● Problem requirements: Copy every line of the data that contains the string "Word".

● Material shown:

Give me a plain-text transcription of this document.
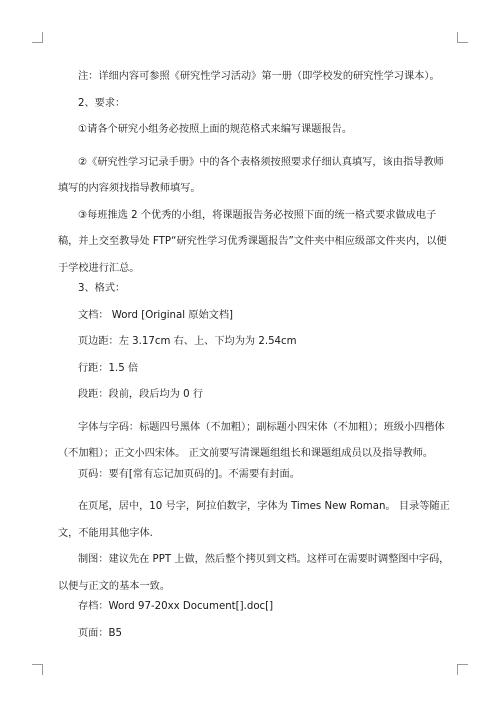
注：详细内容可参照《研究性学习活动》第一册（即学校发的研究性学习课本）。

2、要求：

①请各个研究小组务必按照上面的规范格式来编写课题报告。

②《研究性学习记录手册》中的各个表格须按照要求仔细认真填写，该由指导教师填写的内容须找指导教师填写。

③每班推选 2 个优秀的小组，将课题报告务必按照下面的统一格式要求做成电子稿，并上交至教导处 FTP“研究性学习优秀课题报告”文件夹中相应级部文件夹内，以便于学校进行汇总。

3、格式：

文档： Word [Original 原始文档]

页边距：左 3.17cm 右、上、下均为为 2.54cm

行距：1.5 倍

段距：段前，段后均为 0 行

字体与字码：标题四号黑体（不加粗）；副标题小四宋体（不加粗）；班级小四楷体（不加粗）；正文小四宋体。 正文前要写清课题组组长和课题组成员以及指导教师。

页码：要有[常有忘记加页码的]。不需要有封面。

在页尾，居中，10 号字，阿拉伯数字，字体为 Times New Roman。 目录等随正文，不能用其他字体.

制图：建议先在 PPT 上做，然后整个拷贝到文档。这样可在需要时调整图中字码，以便与正文的基本一致。

存档：Word 97-20xx Document[].doc[]

页面：B5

● Result for this exercise:
文档： Word [Original 原始文档]
存档：Word 97-20xx Document[].doc[]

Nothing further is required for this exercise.